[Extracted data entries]
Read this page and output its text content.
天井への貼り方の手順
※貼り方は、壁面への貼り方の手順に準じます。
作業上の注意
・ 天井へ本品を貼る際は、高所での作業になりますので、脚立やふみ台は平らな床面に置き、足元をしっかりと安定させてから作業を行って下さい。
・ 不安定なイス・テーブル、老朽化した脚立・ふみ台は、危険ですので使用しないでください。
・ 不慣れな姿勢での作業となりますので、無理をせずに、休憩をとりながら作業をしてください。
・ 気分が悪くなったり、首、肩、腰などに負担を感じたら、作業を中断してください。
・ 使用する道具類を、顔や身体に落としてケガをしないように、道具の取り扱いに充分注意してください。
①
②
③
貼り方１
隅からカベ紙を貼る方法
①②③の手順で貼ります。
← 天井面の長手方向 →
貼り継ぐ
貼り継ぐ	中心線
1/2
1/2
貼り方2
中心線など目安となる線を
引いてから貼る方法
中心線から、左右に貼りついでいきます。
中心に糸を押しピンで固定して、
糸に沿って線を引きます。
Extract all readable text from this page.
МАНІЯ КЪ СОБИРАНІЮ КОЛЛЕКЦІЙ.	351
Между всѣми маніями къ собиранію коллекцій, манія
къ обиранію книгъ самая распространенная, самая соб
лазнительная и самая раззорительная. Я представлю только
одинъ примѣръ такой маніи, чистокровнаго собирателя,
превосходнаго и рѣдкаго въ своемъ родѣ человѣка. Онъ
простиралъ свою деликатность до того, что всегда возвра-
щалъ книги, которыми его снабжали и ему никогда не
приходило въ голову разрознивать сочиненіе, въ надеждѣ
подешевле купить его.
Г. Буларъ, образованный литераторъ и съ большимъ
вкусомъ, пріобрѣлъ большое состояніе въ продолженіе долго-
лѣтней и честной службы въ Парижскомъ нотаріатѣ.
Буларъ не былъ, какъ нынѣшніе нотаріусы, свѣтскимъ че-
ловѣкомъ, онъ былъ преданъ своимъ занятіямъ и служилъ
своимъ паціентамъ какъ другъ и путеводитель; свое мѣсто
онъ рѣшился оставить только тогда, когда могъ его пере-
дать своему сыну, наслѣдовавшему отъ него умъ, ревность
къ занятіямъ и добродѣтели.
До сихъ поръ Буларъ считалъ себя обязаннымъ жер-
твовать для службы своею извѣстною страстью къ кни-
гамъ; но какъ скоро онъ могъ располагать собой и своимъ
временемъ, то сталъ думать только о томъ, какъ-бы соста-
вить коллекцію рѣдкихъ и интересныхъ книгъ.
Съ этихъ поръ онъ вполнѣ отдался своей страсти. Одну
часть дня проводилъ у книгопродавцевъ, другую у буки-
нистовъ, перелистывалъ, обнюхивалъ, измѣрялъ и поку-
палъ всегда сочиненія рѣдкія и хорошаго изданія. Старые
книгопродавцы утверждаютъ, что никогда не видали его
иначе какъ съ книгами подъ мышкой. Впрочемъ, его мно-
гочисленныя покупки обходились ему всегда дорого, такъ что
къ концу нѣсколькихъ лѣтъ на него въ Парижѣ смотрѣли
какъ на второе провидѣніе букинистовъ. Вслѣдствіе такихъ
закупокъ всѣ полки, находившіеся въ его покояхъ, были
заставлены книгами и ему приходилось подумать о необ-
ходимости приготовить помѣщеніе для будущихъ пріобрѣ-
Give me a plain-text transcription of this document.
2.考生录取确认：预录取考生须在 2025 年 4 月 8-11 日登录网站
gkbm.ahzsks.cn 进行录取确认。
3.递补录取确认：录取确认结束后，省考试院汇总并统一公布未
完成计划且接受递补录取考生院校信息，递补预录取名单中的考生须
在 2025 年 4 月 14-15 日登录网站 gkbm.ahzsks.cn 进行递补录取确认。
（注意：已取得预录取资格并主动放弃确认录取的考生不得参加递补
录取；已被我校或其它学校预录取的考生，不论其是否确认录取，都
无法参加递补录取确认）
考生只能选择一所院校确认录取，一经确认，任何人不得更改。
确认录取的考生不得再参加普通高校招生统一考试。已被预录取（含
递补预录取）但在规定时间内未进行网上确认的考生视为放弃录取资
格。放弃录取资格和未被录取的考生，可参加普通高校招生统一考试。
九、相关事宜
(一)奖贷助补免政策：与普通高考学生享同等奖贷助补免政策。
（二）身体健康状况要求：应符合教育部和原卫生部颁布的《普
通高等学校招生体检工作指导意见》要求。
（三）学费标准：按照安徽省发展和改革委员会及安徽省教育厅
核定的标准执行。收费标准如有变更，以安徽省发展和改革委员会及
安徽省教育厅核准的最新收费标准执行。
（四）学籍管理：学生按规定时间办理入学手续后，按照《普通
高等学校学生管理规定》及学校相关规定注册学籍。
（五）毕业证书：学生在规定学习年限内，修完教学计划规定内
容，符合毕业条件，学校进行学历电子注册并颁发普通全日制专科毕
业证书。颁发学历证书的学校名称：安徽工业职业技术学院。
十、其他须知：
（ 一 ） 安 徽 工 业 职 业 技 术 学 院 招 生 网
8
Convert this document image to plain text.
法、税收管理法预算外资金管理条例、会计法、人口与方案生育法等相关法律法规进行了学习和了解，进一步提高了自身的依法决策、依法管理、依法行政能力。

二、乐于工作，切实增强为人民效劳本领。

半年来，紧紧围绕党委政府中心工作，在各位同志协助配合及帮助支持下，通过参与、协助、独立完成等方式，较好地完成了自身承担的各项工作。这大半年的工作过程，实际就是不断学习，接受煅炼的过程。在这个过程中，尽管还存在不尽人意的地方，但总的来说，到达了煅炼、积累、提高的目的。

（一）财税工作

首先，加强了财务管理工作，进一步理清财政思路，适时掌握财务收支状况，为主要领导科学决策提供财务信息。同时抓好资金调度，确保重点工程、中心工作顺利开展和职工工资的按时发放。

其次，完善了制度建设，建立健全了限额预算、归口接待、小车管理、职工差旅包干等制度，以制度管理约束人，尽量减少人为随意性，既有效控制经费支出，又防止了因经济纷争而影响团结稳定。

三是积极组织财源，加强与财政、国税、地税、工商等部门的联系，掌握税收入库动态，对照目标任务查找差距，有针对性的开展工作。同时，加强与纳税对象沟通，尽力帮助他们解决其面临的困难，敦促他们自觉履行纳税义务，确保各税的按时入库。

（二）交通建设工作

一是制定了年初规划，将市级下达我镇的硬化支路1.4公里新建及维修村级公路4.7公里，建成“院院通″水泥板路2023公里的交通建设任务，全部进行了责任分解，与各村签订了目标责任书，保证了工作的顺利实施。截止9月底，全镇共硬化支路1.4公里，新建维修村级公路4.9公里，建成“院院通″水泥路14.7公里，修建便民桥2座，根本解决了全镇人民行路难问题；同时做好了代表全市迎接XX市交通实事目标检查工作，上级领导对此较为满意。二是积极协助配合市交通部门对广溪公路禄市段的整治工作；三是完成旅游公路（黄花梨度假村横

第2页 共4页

_TASK TO COMPLETE:_ Write the entire listing out again, word for word.

_ANSWER TO THIS EXERCISE:_
Read this page and output its text content.
天井への貼り方の手順
※貼り方は、壁面への貼り方の手順に準じます。
作業上の注意
・ 天井へ本品を貼る際は、高所での作業になりますので、脚立やふみ台は平らな床面に置き、足元をしっかりと安定させてから作業を行って下さい。
・ 不安定なイス・テーブル、老朽化した脚立・ふみ台は、危険ですので使用しないでください。
・ 不慣れな姿勢での作業となりますので、無理をせずに、休憩をとりながら作業をしてください。
・ 気分が悪くなったり、首、肩、腰などに負担を感じたら、作業を中断してください。
・ 使用する道具類を、顔や身体に落としてケガをしないように、道具の取り扱いに充分注意してください。
①
②
③
貼り方１
隅からカベ紙を貼る方法
①②③の手順で貼ります。
← 天井面の長手方向 →
貼り継ぐ
貼り継ぐ	中心線
1/2
1/2
貼り方2
中心線など目安となる線を
引いてから貼る方法
中心線から、左右に貼りついでいきます。
中心に糸を押しピンで固定して、
糸に沿って線を引きます。
Extract all readable text from this page.
МАНІЯ КЪ СОБИРАНІЮ КОЛЛЕКЦІЙ.	351
Между всѣми маніями къ собиранію коллекцій, манія
къ обиранію книгъ самая распространенная, самая соб
лазнительная и самая раззорительная. Я представлю только
одинъ примѣръ такой маніи, чистокровнаго собирателя,
превосходнаго и рѣдкаго въ своемъ родѣ человѣка. Онъ
простиралъ свою деликатность до того, что всегда возвра-
щалъ книги, которыми его снабжали и ему никогда не
приходило въ голову разрознивать сочиненіе, въ надеждѣ
подешевле купить его.
Г. Буларъ, образованный литераторъ и съ большимъ
вкусомъ, пріобрѣлъ большое состояніе въ продолженіе долго-
лѣтней и честной службы въ Парижскомъ нотаріатѣ.
Буларъ не былъ, какъ нынѣшніе нотаріусы, свѣтскимъ че-
ловѣкомъ, онъ былъ преданъ своимъ занятіямъ и служилъ
своимъ паціентамъ какъ другъ и путеводитель; свое мѣсто
онъ рѣшился оставить только тогда, когда могъ его пере-
дать своему сыну, наслѣдовавшему отъ него умъ, ревность
къ занятіямъ и добродѣтели.
До сихъ поръ Буларъ считалъ себя обязаннымъ жер-
твовать для службы своею извѣстною страстью къ кни-
гамъ; но какъ скоро онъ могъ располагать собой и своимъ
временемъ, то сталъ думать только о томъ, какъ-бы соста-
вить коллекцію рѣдкихъ и интересныхъ книгъ.
Съ этихъ поръ онъ вполнѣ отдался своей страсти. Одну
часть дня проводилъ у книгопродавцевъ, другую у буки-
нистовъ, перелистывалъ, обнюхивалъ, измѣрялъ и поку-
палъ всегда сочиненія рѣдкія и хорошаго изданія. Старые
книгопродавцы утверждаютъ, что никогда не видали его
иначе какъ съ книгами подъ мышкой. Впрочемъ, его мно-
гочисленныя покупки обходились ему всегда дорого, такъ что
къ концу нѣсколькихъ лѣтъ на него въ Парижѣ смотрѣли
какъ на второе провидѣніе букинистовъ. Вслѣдствіе такихъ
закупокъ всѣ полки, находившіеся въ его покояхъ, были
заставлены книгами и ему приходилось подумать о необ-
ходимости приготовить помѣщеніе для будущихъ пріобрѣ-
Give me a plain-text transcription of this document.
2.考生录取确认：预录取考生须在 2025 年 4 月 8-11 日登录网站
gkbm.ahzsks.cn 进行录取确认。
3.递补录取确认：录取确认结束后，省考试院汇总并统一公布未
完成计划且接受递补录取考生院校信息，递补预录取名单中的考生须
在 2025 年 4 月 14-15 日登录网站 gkbm.ahzsks.cn 进行递补录取确认。
（注意：已取得预录取资格并主动放弃确认录取的考生不得参加递补
录取；已被我校或其它学校预录取的考生，不论其是否确认录取，都
无法参加递补录取确认）
考生只能选择一所院校确认录取，一经确认，任何人不得更改。
确认录取的考生不得再参加普通高校招生统一考试。已被预录取（含
递补预录取）但在规定时间内未进行网上确认的考生视为放弃录取资
格。放弃录取资格和未被录取的考生，可参加普通高校招生统一考试。
九、相关事宜
(一)奖贷助补免政策：与普通高考学生享同等奖贷助补免政策。
（二）身体健康状况要求：应符合教育部和原卫生部颁布的《普
通高等学校招生体检工作指导意见》要求。
（三）学费标准：按照安徽省发展和改革委员会及安徽省教育厅
核定的标准执行。收费标准如有变更，以安徽省发展和改革委员会及
安徽省教育厅核准的最新收费标准执行。
（四）学籍管理：学生按规定时间办理入学手续后，按照《普通
高等学校学生管理规定》及学校相关规定注册学籍。
（五）毕业证书：学生在规定学习年限内，修完教学计划规定内
容，符合毕业条件，学校进行学历电子注册并颁发普通全日制专科毕
业证书。颁发学历证书的学校名称：安徽工业职业技术学院。
十、其他须知：
（ 一 ） 安 徽 工 业 职 业 技 术 学 院 招 生 网
8
Convert this document image to plain text.
法、税收管理法预算外资金管理条例、会计法、人口与方案生育法等相关法律法规进行了学习和了解，进一步提高了自身的依法决策、依法管理、依法行政能力。

二、乐于工作，切实增强为人民效劳本领。

半年来，紧紧围绕党委政府中心工作，在各位同志协助配合及帮助支持下，通过参与、协助、独立完成等方式，较好地完成了自身承担的各项工作。这大半年的工作过程，实际就是不断学习，接受煅炼的过程。在这个过程中，尽管还存在不尽人意的地方，但总的来说，到达了煅炼、积累、提高的目的。

（一）财税工作

首先，加强了财务管理工作，进一步理清财政思路，适时掌握财务收支状况，为主要领导科学决策提供财务信息。同时抓好资金调度，确保重点工程、中心工作顺利开展和职工工资的按时发放。

其次，完善了制度建设，建立健全了限额预算、归口接待、小车管理、职工差旅包干等制度，以制度管理约束人，尽量减少人为随意性，既有效控制经费支出，又防止了因经济纷争而影响团结稳定。

三是积极组织财源，加强与财政、国税、地税、工商等部门的联系，掌握税收入库动态，对照目标任务查找差距，有针对性的开展工作。同时，加强与纳税对象沟通，尽力帮助他们解决其面临的困难，敦促他们自觉履行纳税义务，确保各税的按时入库。

（二）交通建设工作

一是制定了年初规划，将市级下达我镇的硬化支路1.4公里新建及维修村级公路4.7公里，建成“院院通″水泥板路2023公里的交通建设任务，全部进行了责任分解，与各村签订了目标责任书，保证了工作的顺利实施。截止9月底，全镇共硬化支路1.4公里，新建维修村级公路4.9公里，建成“院院通″水泥路14.7公里，修建便民桥2座，根本解决了全镇人民行路难问题；同时做好了代表全市迎接XX市交通实事目标检查工作，上级领导对此较为满意。二是积极协助配合市交通部门对广溪公路禄市段的整治工作；三是完成旅游公路（黄花梨度假村横

第2页 共4页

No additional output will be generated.